#### [WORK TO COMPLETE]
Go through the material and tally the lines containing the string "name". Give the total alone.

— Start of PROVIDED RECORDS —

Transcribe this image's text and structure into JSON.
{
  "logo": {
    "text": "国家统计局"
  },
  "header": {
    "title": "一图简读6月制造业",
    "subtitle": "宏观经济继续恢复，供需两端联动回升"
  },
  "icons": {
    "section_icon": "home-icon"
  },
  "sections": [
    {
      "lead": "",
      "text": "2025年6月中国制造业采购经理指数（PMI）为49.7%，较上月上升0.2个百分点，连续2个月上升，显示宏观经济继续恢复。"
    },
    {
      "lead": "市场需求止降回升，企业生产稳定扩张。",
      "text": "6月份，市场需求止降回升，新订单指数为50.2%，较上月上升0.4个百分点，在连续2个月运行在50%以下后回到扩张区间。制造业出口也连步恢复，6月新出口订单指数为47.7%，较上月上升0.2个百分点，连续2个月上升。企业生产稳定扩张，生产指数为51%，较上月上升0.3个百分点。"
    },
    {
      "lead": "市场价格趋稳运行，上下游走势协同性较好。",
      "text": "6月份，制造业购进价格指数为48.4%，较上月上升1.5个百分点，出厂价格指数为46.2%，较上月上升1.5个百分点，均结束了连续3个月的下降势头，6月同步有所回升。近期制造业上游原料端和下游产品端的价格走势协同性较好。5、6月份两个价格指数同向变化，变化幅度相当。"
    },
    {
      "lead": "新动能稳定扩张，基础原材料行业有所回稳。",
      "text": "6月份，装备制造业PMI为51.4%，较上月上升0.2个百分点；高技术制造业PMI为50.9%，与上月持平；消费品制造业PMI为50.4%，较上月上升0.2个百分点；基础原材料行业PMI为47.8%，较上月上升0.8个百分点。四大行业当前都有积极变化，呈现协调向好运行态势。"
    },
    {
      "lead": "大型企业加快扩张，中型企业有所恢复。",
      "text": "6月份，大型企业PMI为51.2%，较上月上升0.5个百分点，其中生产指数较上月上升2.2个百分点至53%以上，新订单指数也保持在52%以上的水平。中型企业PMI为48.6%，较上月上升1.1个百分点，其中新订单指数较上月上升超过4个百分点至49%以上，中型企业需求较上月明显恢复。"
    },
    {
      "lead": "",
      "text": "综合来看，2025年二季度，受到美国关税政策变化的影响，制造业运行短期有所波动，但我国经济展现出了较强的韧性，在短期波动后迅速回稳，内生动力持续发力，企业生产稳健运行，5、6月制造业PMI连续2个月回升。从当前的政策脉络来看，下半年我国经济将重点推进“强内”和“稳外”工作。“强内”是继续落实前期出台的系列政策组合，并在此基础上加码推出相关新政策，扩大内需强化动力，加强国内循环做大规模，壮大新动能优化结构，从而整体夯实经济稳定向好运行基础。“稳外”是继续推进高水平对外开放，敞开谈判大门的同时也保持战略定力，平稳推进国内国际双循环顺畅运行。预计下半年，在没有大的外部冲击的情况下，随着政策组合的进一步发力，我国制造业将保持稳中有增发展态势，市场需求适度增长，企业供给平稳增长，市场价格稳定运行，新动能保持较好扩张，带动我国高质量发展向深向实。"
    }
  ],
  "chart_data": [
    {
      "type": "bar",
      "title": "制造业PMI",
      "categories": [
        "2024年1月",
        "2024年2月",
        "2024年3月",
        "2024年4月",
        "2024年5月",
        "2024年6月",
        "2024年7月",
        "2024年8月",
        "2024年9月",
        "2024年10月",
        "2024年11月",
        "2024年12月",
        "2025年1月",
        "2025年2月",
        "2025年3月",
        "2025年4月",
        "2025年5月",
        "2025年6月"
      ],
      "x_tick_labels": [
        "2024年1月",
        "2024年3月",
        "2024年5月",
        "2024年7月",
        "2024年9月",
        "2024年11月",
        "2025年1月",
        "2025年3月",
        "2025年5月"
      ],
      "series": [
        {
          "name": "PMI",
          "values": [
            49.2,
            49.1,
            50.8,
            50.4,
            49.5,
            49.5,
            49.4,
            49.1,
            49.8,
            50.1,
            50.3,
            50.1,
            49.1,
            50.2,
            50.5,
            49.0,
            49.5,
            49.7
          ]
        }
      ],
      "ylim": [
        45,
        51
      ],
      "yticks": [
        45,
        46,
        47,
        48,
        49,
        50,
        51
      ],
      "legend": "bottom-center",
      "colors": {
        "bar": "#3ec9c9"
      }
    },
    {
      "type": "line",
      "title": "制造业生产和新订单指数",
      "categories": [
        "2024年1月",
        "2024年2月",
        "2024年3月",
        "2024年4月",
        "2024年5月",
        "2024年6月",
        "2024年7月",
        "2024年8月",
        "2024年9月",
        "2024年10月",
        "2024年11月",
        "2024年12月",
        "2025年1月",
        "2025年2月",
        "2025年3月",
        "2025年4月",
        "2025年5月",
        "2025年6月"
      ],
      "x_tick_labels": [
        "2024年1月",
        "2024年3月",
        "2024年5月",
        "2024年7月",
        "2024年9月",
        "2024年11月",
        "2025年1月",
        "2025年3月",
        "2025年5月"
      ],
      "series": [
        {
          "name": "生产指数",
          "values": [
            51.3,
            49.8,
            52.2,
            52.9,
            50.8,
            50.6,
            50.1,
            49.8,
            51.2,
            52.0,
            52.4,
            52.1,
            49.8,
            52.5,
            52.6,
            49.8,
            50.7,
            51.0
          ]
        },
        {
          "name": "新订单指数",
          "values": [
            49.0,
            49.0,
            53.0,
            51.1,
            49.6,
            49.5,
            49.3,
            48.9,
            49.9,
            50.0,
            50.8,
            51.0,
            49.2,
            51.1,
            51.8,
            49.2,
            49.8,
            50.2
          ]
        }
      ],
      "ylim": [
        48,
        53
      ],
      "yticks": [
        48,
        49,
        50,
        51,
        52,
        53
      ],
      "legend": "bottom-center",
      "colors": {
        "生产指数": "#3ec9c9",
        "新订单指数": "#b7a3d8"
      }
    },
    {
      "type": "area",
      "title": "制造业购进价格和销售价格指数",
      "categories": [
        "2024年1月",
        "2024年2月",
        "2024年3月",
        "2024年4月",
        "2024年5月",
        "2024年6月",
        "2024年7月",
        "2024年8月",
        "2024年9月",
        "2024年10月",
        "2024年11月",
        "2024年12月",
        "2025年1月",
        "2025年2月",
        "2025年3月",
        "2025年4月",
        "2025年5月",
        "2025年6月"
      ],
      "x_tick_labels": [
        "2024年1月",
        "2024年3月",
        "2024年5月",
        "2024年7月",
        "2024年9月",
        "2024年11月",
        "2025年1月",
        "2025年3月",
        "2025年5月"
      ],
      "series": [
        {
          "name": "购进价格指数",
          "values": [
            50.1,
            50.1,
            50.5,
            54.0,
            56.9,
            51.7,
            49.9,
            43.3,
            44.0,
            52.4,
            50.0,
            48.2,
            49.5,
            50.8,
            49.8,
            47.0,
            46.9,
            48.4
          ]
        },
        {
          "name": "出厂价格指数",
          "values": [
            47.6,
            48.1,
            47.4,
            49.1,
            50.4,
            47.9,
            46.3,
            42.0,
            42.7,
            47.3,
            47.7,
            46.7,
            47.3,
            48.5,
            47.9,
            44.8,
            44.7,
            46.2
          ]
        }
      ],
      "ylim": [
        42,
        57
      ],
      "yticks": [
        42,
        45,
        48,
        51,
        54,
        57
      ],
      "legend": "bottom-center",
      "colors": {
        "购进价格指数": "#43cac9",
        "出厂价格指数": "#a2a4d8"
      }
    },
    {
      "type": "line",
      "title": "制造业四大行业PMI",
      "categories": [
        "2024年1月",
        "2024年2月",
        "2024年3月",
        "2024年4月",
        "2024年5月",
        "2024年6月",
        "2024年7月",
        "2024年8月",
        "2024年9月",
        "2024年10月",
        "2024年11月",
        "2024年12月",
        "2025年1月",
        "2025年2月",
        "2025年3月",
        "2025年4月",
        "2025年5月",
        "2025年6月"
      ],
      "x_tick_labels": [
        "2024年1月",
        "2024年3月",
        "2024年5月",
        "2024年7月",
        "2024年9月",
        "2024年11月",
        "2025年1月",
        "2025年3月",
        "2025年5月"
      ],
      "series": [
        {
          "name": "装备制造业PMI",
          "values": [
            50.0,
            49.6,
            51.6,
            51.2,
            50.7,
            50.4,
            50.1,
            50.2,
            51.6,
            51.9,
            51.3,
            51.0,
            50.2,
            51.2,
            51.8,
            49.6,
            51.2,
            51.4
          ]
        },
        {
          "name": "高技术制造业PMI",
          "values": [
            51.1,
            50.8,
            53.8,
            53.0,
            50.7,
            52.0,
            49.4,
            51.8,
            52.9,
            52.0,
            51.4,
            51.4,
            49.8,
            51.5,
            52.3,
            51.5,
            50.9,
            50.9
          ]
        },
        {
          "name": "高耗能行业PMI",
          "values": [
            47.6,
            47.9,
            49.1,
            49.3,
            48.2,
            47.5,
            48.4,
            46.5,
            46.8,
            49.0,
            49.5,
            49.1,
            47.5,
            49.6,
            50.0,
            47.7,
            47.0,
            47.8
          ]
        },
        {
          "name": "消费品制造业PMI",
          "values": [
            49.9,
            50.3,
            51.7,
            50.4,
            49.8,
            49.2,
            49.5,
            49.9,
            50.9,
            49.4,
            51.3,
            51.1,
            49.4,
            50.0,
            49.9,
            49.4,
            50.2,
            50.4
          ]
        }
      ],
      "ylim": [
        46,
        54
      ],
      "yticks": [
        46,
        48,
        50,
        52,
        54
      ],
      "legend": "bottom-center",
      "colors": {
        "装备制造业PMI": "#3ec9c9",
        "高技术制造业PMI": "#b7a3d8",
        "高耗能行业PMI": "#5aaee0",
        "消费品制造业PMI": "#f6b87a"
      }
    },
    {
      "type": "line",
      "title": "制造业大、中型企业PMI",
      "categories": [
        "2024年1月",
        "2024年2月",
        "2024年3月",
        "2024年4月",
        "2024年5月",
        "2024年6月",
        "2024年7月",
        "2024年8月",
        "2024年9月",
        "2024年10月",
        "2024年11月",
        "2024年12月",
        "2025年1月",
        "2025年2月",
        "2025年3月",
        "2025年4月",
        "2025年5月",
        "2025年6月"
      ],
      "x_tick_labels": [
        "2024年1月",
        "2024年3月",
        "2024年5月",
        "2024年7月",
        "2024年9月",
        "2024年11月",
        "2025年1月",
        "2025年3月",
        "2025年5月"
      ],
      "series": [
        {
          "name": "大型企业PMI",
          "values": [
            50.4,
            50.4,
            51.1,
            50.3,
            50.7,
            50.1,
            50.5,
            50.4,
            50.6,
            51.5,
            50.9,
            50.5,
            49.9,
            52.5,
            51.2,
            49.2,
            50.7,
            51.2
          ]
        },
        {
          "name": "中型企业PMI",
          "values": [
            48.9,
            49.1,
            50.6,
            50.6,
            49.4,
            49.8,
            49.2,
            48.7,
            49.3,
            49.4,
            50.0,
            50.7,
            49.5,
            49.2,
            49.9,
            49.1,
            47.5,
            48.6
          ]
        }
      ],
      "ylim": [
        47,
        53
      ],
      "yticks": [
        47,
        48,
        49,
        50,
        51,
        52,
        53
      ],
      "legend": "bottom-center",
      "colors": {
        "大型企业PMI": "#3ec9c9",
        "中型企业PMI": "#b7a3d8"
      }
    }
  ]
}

— End of PROVIDED RECORDS —

#### [WRITTEN SOLUTION]
11